* PROBLEM TO WORK ON:
Copy out all the lines where "وكان" shows up.

Dataset items
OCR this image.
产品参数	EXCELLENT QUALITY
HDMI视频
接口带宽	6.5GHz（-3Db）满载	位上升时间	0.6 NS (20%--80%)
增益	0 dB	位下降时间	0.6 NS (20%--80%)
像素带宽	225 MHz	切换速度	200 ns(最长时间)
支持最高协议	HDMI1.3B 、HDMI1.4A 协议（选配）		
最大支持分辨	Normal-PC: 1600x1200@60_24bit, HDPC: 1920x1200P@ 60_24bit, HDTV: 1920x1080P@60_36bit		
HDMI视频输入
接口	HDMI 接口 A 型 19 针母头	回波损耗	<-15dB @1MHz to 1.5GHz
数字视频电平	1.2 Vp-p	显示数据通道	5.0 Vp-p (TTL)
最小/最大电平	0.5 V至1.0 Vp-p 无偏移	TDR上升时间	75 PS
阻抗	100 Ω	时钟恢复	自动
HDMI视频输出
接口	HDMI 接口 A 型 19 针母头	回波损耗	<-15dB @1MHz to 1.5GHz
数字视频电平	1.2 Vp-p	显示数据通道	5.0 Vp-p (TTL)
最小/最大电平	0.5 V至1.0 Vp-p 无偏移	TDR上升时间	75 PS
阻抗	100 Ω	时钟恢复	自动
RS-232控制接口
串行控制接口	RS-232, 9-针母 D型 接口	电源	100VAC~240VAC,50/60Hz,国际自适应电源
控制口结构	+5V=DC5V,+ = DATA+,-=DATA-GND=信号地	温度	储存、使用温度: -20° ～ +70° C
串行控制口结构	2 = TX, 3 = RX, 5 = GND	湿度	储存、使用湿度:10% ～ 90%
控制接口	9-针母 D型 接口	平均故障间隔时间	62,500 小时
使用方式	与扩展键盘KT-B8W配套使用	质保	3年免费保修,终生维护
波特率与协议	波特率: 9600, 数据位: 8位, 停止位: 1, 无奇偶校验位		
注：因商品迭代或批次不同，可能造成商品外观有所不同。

---

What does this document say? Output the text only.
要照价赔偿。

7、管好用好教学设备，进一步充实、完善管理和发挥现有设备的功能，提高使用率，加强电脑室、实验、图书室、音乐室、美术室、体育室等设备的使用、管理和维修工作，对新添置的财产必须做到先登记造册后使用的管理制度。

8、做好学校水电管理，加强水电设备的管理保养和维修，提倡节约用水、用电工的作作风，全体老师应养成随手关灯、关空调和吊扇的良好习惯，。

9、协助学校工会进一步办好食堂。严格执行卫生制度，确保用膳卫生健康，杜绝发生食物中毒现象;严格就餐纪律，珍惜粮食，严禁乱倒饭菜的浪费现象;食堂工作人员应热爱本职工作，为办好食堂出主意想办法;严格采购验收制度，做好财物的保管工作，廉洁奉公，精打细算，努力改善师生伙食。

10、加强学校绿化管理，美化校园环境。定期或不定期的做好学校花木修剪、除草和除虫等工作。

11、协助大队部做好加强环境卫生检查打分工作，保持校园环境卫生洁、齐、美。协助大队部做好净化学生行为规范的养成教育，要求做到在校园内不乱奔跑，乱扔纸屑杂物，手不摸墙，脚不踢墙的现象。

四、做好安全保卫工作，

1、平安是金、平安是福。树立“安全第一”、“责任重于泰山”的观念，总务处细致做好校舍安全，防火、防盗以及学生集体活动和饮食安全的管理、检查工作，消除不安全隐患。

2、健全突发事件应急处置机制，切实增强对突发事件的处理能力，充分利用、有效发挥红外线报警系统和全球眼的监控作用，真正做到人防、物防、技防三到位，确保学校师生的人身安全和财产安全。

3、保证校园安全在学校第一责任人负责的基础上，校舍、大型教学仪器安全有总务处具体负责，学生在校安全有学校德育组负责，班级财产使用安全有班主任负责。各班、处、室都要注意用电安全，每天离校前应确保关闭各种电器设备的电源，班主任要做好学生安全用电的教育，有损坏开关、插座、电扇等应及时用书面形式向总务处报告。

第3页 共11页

==

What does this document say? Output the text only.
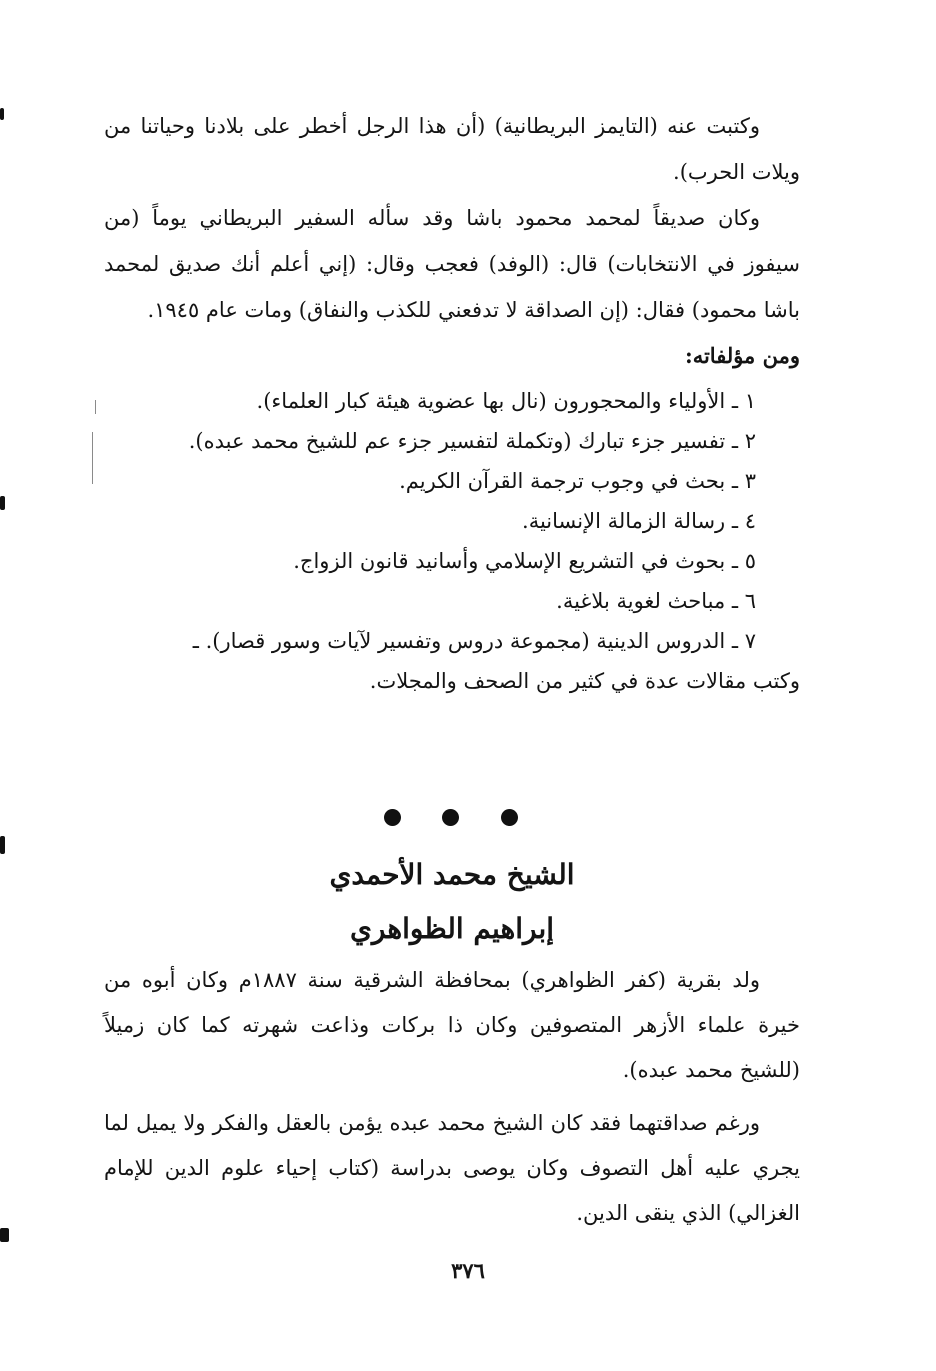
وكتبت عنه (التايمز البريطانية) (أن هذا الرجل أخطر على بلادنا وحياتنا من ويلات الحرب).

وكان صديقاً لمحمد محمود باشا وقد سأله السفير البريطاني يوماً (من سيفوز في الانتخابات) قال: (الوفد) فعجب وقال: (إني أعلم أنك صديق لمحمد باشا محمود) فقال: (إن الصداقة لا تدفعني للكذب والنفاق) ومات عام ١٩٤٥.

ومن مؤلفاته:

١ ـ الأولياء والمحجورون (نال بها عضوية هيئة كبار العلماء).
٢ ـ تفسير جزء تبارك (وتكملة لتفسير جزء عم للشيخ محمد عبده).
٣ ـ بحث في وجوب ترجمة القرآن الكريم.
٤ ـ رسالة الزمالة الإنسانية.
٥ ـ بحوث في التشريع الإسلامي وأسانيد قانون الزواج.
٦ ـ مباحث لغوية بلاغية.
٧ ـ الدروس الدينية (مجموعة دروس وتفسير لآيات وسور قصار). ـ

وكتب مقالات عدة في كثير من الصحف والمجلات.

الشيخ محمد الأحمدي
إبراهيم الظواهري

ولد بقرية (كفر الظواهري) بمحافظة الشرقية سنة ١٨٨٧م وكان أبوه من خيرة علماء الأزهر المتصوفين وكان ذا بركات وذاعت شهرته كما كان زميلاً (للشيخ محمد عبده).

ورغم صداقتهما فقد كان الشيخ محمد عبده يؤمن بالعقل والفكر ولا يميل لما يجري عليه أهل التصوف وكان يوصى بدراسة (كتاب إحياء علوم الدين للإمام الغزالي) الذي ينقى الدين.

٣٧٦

* PROBLEM SOLUTION:
وكان صديقاً لمحمد محمود باشا وقد سأله السفير البريطاني يوماً (من سيفوز في الانتخابات) قال: (الوفد) فعجب وقال: (إني أعلم أنك صديق لمحمد باشا محمود) فقال: (إن الصداقة لا تدفعني للكذب والنفاق) ومات عام ١٩٤٥.
ولد بقرية (كفر الظواهري) بمحافظة الشرقية سنة ١٨٨٧م وكان أبوه من خيرة علماء الأزهر المتصوفين وكان ذا بركات وذاعت شهرته كما كان زميلاً (للشيخ محمد عبده).
ورغم صداقتهما فقد كان الشيخ محمد عبده يؤمن بالعقل والفكر ولا يميل لما يجري عليه أهل التصوف وكان يوصى بدراسة (كتاب إحياء علوم الدين للإمام الغزالي) الذي ينقى الدين.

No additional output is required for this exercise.